--- START OF EXERCISE MATERIALS ---

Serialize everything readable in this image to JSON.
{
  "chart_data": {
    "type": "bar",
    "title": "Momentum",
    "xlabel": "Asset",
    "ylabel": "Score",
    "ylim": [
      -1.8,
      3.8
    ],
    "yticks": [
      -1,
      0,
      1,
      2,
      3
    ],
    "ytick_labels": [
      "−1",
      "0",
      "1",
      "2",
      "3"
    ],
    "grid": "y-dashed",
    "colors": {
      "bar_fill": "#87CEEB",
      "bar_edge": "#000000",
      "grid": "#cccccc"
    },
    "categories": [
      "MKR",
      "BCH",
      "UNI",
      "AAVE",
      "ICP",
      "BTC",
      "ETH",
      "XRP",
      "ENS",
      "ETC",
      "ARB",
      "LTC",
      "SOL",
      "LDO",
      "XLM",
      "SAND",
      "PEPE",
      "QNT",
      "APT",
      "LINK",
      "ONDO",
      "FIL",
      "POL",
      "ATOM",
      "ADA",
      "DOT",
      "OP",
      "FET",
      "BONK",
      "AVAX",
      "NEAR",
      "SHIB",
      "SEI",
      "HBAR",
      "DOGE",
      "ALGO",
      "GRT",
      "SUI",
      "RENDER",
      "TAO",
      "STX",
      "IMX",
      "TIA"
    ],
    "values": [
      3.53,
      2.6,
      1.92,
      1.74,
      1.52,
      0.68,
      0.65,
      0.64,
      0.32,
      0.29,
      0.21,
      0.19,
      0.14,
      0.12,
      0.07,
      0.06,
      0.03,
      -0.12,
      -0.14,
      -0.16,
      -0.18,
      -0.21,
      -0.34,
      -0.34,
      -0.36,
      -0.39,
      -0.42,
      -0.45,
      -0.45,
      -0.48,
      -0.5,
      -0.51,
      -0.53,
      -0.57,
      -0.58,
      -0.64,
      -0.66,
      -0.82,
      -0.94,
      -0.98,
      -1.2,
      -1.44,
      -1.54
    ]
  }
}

--- END OF EXERCISE MATERIALS ---

WRITTEN EXERCISE:
Transcribe the material exactly as it reads.

COMPLETE RESPONSE:
Serialize everything readable in this image to JSON.
{
  "chart_data": {
    "type": "bar",
    "title": "Momentum",
    "xlabel": "Asset",
    "ylabel": "Score",
    "ylim": [
      -1.8,
      3.8
    ],
    "yticks": [
      -1,
      0,
      1,
      2,
      3
    ],
    "ytick_labels": [
      "−1",
      "0",
      "1",
      "2",
      "3"
    ],
    "grid": "y-dashed",
    "colors": {
      "bar_fill": "#87CEEB",
      "bar_edge": "#000000",
      "grid": "#cccccc"
    },
    "categories": [
      "MKR",
      "BCH",
      "UNI",
      "AAVE",
      "ICP",
      "BTC",
      "ETH",
      "XRP",
      "ENS",
      "ETC",
      "ARB",
      "LTC",
      "SOL",
      "LDO",
      "XLM",
      "SAND",
      "PEPE",
      "QNT",
      "APT",
      "LINK",
      "ONDO",
      "FIL",
      "POL",
      "ATOM",
      "ADA",
      "DOT",
      "OP",
      "FET",
      "BONK",
      "AVAX",
      "NEAR",
      "SHIB",
      "SEI",
      "HBAR",
      "DOGE",
      "ALGO",
      "GRT",
      "SUI",
      "RENDER",
      "TAO",
      "STX",
      "IMX",
      "TIA"
    ],
    "values": [
      3.53,
      2.6,
      1.92,
      1.74,
      1.52,
      0.68,
      0.65,
      0.64,
      0.32,
      0.29,
      0.21,
      0.19,
      0.14,
      0.12,
      0.07,
      0.06,
      0.03,
      -0.12,
      -0.14,
      -0.16,
      -0.18,
      -0.21,
      -0.34,
      -0.34,
      -0.36,
      -0.39,
      -0.42,
      -0.45,
      -0.45,
      -0.48,
      -0.5,
      -0.51,
      -0.53,
      -0.57,
      -0.58,
      -0.64,
      -0.66,
      -0.82,
      -0.94,
      -0.98,
      -1.2,
      -1.44,
      -1.54
    ]
  }
}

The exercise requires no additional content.